§ **DATA FOR THIS EXERCISE**:
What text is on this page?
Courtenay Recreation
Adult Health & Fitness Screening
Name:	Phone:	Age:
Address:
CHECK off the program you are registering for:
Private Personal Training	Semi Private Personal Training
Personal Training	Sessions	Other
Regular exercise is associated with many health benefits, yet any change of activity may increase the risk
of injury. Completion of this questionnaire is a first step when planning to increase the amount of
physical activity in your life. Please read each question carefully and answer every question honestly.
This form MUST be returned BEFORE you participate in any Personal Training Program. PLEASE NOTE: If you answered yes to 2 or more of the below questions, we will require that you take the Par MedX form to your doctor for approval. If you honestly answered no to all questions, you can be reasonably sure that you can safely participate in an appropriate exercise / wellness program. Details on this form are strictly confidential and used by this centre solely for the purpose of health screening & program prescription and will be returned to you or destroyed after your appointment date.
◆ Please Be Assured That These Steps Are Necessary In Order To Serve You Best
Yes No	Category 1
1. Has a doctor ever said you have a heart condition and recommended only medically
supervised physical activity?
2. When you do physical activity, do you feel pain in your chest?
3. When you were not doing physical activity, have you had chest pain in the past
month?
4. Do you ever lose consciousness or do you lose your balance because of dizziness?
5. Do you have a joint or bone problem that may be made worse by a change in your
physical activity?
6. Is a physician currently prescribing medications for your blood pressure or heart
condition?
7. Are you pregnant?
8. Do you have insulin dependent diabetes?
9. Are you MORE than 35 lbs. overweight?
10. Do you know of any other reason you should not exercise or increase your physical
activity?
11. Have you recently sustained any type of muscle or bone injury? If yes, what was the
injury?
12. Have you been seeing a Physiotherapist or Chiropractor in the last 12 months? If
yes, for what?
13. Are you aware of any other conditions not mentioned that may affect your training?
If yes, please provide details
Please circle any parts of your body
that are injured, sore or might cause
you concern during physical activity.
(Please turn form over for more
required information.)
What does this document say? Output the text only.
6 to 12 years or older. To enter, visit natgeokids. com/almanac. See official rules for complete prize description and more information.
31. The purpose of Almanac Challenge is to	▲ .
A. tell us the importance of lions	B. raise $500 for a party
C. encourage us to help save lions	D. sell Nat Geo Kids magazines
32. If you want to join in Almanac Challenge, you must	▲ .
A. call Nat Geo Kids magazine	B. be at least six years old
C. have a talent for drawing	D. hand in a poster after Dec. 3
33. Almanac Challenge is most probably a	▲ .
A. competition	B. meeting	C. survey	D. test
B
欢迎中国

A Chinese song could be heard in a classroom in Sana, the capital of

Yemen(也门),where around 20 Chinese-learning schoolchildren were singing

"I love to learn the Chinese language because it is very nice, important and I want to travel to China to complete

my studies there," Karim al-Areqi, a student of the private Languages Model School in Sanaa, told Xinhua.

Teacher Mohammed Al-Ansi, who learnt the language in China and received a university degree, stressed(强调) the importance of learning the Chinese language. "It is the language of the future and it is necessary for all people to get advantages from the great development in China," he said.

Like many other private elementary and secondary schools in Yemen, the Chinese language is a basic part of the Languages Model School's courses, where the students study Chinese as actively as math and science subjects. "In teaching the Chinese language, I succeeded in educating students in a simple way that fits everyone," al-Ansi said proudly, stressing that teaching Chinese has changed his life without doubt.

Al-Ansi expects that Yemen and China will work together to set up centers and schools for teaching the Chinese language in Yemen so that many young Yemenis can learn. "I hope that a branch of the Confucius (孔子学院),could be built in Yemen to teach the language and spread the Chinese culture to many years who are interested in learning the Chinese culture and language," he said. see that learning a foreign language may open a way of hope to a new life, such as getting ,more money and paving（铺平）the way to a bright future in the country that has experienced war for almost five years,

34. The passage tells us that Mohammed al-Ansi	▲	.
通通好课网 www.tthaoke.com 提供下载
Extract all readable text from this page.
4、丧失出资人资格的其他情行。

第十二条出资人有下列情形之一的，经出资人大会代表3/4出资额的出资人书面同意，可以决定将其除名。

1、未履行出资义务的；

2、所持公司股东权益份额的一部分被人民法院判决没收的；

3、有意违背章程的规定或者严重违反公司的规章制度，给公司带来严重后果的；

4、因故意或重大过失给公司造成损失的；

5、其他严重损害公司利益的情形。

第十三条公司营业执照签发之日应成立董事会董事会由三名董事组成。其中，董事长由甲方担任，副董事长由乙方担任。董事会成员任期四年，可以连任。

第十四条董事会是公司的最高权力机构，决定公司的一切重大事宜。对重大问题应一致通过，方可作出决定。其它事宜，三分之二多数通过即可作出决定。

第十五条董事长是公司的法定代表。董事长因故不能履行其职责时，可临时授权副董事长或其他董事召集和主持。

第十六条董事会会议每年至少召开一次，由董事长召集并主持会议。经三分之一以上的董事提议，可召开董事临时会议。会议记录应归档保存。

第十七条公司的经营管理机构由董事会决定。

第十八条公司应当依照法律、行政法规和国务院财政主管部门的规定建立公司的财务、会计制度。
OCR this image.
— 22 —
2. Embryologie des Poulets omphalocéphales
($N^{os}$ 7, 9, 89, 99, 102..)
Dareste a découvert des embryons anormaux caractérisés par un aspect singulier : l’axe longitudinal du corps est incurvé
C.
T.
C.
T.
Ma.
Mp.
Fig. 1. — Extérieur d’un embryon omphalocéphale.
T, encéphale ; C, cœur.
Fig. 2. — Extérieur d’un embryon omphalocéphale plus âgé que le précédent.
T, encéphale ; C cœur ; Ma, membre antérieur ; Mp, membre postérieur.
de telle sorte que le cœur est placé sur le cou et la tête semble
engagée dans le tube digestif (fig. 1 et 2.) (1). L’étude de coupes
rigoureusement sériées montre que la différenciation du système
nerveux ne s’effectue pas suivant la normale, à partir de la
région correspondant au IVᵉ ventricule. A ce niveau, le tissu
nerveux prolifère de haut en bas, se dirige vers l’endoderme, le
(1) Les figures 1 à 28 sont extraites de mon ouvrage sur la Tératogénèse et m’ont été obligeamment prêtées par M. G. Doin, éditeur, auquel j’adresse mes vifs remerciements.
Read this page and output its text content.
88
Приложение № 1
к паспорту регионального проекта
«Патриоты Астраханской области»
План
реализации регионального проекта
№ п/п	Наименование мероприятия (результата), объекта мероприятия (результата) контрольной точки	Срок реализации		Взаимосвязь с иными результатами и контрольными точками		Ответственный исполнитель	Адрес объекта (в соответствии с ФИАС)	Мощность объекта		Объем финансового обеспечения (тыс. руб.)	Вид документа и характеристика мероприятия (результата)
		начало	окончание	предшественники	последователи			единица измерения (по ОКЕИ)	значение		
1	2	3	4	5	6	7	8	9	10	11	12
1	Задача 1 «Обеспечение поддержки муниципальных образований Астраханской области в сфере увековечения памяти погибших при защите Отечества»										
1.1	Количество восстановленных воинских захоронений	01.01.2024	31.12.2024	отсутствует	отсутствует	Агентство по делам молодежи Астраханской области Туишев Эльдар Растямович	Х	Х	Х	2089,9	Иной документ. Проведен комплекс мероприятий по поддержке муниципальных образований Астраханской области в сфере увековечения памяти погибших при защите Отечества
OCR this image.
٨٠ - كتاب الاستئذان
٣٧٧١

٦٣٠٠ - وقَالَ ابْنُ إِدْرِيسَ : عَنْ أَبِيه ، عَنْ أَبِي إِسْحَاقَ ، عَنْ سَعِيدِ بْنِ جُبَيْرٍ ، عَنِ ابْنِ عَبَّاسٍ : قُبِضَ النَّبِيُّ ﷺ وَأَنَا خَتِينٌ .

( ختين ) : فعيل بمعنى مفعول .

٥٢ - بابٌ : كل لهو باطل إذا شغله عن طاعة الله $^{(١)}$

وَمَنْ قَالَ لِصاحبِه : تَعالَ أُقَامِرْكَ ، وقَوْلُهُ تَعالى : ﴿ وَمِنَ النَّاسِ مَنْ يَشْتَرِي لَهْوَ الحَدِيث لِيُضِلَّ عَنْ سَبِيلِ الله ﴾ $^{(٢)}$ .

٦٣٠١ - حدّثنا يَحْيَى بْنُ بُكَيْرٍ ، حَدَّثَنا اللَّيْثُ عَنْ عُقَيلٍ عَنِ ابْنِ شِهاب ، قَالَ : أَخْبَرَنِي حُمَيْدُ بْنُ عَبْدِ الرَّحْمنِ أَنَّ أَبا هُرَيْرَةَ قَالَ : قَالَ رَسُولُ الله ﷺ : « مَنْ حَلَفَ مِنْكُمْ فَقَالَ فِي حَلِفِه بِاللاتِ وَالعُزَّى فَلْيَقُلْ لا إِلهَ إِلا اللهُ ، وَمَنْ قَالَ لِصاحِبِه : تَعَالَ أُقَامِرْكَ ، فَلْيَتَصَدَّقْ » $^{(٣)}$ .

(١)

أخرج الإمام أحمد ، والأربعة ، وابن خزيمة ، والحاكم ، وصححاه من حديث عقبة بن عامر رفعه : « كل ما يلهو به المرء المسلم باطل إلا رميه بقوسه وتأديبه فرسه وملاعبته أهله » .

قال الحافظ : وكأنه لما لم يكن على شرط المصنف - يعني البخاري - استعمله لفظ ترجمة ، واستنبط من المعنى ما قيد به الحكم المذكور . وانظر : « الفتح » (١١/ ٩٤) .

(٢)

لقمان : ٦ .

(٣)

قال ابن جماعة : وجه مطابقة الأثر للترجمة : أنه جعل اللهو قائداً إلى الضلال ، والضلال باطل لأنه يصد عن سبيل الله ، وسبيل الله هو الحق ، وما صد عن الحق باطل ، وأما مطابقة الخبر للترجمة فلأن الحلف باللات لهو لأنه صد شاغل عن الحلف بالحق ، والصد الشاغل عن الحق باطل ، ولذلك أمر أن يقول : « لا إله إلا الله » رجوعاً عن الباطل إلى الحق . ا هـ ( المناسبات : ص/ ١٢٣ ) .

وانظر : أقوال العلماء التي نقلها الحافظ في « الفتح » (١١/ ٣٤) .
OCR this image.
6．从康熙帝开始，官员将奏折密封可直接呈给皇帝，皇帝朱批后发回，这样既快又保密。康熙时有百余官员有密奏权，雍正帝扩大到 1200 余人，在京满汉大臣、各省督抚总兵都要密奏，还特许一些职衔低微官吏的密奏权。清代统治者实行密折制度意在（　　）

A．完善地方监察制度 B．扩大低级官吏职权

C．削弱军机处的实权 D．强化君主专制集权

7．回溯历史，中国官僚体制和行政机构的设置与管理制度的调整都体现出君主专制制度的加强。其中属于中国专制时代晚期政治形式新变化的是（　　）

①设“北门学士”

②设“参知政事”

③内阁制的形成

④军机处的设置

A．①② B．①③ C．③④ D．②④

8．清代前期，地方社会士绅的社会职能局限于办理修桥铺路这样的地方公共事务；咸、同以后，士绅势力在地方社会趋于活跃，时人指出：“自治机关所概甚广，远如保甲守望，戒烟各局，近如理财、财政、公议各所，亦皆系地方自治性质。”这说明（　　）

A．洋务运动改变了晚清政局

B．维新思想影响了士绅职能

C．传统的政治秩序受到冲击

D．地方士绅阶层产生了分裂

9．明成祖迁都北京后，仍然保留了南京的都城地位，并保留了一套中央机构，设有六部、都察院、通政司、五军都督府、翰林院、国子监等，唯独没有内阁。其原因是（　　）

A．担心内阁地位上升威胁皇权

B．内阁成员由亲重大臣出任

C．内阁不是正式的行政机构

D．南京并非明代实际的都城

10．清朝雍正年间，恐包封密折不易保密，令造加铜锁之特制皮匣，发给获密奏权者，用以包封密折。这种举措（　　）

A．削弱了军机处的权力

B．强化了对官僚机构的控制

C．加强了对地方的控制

§ **WORK INSTRUCTIONS**: How many of the lines above include the word "could"? Respond with the number alone.

§ **ANSWER FOR THE TASK**: 2